• [Required work]
Filter this material down to the lines that hold "Zaveri", copying each one.
<<<<
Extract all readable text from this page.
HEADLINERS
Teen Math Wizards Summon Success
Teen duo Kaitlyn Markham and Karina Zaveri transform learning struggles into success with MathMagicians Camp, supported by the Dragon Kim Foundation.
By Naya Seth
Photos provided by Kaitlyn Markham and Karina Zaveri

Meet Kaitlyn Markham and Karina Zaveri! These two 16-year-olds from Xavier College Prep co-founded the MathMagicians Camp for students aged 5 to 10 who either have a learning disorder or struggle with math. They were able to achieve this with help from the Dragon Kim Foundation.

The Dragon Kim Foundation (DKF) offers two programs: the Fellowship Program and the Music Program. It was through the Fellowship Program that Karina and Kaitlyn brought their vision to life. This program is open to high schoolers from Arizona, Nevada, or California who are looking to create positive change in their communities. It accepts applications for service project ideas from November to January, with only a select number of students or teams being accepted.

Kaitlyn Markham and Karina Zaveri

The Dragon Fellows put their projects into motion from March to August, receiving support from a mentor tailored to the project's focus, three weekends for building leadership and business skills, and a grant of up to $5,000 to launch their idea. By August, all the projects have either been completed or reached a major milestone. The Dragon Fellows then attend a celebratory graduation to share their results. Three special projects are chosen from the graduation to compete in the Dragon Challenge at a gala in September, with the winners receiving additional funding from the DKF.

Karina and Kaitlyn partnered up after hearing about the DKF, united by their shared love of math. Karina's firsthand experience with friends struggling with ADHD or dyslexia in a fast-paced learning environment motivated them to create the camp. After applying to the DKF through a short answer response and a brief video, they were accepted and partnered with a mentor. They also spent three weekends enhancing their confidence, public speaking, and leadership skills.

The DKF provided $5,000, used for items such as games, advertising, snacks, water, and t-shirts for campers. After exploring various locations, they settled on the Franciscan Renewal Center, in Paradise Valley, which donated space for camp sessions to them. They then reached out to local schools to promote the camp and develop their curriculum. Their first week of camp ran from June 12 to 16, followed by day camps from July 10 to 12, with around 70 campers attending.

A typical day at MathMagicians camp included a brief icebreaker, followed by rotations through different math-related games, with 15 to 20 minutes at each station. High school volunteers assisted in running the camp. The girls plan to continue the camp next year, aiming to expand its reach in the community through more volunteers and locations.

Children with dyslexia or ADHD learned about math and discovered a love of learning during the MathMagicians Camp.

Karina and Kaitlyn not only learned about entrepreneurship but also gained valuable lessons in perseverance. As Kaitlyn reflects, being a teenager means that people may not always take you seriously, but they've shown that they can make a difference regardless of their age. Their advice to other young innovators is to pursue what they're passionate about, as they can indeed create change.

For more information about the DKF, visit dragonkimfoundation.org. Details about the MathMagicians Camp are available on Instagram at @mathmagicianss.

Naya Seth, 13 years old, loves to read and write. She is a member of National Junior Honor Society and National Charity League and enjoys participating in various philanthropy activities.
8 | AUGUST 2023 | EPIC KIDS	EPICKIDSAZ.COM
>>>>
• [Exercise answer]
Teen duo Kaitlyn Markham and Karina Zaveri transform learning struggles into success with MathMagicians Camp, supported by the Dragon Kim Foundation.
Photos provided by Kaitlyn Markham and Karina Zaveri
Meet Kaitlyn Markham and Karina Zaveri! These two 16-year-olds from Xavier College Prep co-founded the MathMagicians Camp for students aged 5 to 10 who either have a learning disorder or struggle with math. They were able to achieve this with help from the Dragon Kim Foundation.
Kaitlyn Markham and Karina Zaveri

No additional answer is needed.